- [Written exercise]:
Search the material for the word "Який" and copy each line that holds it.

[Data extracted from a collection]
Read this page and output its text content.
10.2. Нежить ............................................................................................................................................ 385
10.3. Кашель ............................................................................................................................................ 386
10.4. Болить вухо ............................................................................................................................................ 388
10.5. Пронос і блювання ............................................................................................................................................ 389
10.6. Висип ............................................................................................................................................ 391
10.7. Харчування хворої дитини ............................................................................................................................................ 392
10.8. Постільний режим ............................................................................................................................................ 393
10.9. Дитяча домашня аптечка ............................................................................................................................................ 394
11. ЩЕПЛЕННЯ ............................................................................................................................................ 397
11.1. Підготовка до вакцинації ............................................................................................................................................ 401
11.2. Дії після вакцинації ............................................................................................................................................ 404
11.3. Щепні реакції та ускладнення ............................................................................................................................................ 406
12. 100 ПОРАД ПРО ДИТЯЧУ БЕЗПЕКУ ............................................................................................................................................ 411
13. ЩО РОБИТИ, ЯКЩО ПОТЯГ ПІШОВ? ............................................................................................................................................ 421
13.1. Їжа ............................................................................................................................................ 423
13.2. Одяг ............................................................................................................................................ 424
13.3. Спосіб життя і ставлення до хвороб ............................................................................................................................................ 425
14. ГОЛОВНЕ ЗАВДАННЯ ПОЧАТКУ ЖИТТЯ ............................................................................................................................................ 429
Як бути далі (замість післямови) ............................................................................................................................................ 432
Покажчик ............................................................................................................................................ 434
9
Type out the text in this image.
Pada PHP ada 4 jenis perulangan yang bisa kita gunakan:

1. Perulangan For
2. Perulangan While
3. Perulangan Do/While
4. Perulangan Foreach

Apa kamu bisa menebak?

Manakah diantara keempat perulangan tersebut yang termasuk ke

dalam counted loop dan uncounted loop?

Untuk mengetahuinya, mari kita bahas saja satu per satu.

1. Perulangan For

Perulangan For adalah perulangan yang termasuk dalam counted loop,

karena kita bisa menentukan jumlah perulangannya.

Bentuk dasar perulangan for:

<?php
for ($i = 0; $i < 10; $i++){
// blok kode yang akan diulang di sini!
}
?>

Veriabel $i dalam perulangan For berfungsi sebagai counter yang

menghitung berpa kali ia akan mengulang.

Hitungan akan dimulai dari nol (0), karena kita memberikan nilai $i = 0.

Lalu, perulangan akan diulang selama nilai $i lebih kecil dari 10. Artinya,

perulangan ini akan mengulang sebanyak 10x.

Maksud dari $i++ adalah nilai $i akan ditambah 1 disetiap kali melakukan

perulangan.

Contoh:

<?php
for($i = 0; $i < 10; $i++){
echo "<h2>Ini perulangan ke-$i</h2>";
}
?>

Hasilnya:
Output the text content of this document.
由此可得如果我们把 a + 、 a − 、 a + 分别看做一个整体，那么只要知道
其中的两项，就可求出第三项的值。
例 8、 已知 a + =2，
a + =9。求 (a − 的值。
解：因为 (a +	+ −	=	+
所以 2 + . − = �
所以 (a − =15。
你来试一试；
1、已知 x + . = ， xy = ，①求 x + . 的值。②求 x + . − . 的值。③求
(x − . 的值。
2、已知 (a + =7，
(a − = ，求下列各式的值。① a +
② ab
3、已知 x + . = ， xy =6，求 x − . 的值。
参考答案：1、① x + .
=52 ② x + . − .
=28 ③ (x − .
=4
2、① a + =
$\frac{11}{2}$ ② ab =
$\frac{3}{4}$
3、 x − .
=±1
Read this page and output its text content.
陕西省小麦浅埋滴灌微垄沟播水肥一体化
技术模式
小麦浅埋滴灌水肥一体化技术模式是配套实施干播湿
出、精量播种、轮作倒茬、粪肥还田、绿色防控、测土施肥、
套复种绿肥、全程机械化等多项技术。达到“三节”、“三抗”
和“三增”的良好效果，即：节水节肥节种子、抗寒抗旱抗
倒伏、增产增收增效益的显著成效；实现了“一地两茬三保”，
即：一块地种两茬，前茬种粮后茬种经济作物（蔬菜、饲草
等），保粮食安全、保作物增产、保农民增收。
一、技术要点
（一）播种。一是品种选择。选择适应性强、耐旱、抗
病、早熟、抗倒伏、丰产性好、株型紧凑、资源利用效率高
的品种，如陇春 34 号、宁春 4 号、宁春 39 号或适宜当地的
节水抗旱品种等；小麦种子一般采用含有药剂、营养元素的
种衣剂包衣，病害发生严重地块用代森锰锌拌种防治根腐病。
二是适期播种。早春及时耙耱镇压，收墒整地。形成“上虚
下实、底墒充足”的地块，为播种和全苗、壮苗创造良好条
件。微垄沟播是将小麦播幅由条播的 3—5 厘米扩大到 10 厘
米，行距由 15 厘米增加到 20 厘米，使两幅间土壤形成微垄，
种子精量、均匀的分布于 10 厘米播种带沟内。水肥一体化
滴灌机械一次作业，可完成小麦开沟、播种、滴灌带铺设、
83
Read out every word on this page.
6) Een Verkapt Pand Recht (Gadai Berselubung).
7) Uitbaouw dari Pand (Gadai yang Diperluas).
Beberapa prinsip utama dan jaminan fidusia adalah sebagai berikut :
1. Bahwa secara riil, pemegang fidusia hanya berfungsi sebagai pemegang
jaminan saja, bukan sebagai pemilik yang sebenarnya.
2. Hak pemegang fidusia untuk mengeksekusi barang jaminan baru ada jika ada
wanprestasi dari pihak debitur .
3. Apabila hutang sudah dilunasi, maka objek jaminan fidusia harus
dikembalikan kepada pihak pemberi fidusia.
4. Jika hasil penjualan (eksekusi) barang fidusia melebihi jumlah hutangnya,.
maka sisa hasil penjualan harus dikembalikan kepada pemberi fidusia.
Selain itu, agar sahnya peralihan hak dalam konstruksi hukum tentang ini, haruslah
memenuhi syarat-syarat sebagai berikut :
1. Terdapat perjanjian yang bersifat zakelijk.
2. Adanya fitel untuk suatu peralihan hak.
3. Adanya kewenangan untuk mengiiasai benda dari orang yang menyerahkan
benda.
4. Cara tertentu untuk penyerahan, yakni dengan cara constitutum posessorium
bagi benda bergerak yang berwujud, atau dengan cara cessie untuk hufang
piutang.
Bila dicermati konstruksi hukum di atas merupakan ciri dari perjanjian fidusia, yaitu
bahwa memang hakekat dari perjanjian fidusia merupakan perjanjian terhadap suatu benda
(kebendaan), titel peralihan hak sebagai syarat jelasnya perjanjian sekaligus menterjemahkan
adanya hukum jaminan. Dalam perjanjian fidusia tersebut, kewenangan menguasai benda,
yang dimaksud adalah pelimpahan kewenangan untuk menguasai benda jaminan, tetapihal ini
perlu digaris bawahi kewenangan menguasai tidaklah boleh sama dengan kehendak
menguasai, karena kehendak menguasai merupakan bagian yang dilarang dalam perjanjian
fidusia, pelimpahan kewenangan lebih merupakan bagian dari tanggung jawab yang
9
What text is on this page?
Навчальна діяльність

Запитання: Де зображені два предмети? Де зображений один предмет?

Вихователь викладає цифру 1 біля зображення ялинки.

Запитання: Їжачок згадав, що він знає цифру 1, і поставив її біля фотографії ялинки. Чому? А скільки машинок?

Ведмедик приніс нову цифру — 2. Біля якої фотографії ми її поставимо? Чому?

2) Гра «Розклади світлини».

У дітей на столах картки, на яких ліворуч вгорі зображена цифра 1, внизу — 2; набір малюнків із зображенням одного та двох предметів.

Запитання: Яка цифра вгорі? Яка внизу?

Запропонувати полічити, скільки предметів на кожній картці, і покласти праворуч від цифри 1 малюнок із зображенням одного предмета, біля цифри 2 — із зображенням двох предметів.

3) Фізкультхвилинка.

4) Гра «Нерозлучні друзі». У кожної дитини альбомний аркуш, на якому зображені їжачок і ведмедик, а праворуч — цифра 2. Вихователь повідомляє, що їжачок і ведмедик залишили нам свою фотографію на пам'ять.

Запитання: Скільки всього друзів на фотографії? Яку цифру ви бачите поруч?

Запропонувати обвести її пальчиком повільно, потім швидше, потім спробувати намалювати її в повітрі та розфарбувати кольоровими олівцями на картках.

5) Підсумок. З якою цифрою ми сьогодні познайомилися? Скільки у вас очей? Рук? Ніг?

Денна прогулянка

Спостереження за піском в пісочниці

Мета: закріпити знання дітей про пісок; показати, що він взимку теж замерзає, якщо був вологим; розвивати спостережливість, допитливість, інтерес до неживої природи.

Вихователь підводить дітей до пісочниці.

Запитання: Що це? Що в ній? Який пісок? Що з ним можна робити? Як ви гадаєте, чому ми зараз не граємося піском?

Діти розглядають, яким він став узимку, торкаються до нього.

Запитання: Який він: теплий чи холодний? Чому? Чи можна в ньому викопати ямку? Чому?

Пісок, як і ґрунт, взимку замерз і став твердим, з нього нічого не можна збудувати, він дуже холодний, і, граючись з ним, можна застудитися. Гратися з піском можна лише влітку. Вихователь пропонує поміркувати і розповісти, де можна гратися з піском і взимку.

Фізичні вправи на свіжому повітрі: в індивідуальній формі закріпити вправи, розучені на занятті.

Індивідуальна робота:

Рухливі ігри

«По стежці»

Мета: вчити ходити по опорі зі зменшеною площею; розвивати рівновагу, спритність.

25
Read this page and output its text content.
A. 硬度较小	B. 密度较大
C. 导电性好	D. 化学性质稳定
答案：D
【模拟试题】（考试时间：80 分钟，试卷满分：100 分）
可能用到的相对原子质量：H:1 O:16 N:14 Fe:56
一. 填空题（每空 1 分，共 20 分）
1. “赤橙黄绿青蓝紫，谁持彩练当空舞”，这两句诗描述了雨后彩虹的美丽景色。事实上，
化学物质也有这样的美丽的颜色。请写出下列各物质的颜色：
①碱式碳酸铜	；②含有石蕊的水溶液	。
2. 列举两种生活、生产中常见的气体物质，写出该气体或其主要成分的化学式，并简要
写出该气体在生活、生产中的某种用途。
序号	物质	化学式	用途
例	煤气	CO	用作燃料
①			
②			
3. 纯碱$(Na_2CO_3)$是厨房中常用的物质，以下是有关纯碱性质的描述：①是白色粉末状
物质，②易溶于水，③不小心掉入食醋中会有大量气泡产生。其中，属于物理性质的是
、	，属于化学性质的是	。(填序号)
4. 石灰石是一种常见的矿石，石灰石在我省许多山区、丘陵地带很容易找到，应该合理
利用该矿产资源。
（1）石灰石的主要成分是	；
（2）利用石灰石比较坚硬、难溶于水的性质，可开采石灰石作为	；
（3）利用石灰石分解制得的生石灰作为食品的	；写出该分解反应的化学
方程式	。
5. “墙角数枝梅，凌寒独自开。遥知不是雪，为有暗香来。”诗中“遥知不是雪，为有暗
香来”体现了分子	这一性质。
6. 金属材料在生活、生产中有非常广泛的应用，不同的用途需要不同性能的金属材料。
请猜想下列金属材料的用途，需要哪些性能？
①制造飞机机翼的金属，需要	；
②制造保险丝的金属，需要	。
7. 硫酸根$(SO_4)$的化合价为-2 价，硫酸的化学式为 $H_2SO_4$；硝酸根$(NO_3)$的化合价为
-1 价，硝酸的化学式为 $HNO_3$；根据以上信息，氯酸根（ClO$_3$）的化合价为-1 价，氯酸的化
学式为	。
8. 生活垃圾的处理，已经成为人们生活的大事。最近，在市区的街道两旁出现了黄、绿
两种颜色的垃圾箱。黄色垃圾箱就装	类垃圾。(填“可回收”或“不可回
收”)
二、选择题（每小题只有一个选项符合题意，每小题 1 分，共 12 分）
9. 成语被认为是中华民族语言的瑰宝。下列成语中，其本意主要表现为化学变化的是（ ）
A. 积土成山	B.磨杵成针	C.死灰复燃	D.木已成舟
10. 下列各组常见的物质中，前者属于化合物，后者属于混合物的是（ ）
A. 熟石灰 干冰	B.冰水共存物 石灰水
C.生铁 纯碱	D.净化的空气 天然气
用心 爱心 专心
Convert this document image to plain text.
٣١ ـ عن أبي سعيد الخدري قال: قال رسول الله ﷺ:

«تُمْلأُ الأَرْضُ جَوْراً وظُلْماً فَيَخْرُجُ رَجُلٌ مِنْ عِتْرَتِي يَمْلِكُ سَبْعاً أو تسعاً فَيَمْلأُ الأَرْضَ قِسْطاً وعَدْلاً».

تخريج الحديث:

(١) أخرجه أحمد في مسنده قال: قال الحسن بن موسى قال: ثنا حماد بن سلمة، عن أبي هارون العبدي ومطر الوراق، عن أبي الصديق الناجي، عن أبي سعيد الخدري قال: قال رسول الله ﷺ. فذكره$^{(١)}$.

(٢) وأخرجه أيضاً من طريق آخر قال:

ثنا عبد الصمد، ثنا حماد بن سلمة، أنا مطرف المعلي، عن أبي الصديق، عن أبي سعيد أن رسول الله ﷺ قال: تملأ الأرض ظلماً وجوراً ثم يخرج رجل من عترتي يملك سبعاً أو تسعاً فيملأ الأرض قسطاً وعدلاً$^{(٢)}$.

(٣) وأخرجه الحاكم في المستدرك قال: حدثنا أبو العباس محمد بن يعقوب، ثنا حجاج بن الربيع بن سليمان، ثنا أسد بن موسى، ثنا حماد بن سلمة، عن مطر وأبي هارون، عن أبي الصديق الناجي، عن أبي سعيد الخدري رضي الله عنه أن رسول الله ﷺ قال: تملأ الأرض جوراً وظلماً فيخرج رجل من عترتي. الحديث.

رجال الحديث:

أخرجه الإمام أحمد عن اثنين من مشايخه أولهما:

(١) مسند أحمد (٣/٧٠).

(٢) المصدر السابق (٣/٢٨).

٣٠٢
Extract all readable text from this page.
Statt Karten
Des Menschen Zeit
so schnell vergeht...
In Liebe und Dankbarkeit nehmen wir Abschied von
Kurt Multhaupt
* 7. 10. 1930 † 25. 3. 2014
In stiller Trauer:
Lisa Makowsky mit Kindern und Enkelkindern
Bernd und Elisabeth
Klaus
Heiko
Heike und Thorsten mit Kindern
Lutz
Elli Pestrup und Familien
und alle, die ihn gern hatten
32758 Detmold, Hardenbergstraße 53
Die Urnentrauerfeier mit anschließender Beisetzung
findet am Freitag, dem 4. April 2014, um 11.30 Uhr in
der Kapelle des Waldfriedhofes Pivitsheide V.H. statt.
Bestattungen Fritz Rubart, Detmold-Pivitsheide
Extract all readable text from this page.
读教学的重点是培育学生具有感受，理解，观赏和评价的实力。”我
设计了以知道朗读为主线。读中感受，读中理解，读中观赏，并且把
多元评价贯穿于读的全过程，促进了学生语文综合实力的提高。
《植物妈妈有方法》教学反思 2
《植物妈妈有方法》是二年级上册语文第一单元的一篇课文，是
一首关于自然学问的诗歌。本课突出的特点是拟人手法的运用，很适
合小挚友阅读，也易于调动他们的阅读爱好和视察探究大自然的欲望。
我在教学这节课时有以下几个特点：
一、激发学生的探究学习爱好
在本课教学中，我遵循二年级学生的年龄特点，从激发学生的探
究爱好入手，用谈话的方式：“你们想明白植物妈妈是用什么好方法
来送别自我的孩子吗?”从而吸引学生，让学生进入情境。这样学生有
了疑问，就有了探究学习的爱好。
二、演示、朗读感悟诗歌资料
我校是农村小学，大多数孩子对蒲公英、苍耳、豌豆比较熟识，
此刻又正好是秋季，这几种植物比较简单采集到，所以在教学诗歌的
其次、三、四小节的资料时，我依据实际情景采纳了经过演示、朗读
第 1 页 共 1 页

- [Answer]:
Запитання: Що це? Що в ній? Який пісок? Що з ним можна робити? Як ви гадаєте, чому ми зараз не граємося піском?
Запитання: Який він: теплий чи холодний? Чому? Чи можна в ньому викопати ямку? Чому?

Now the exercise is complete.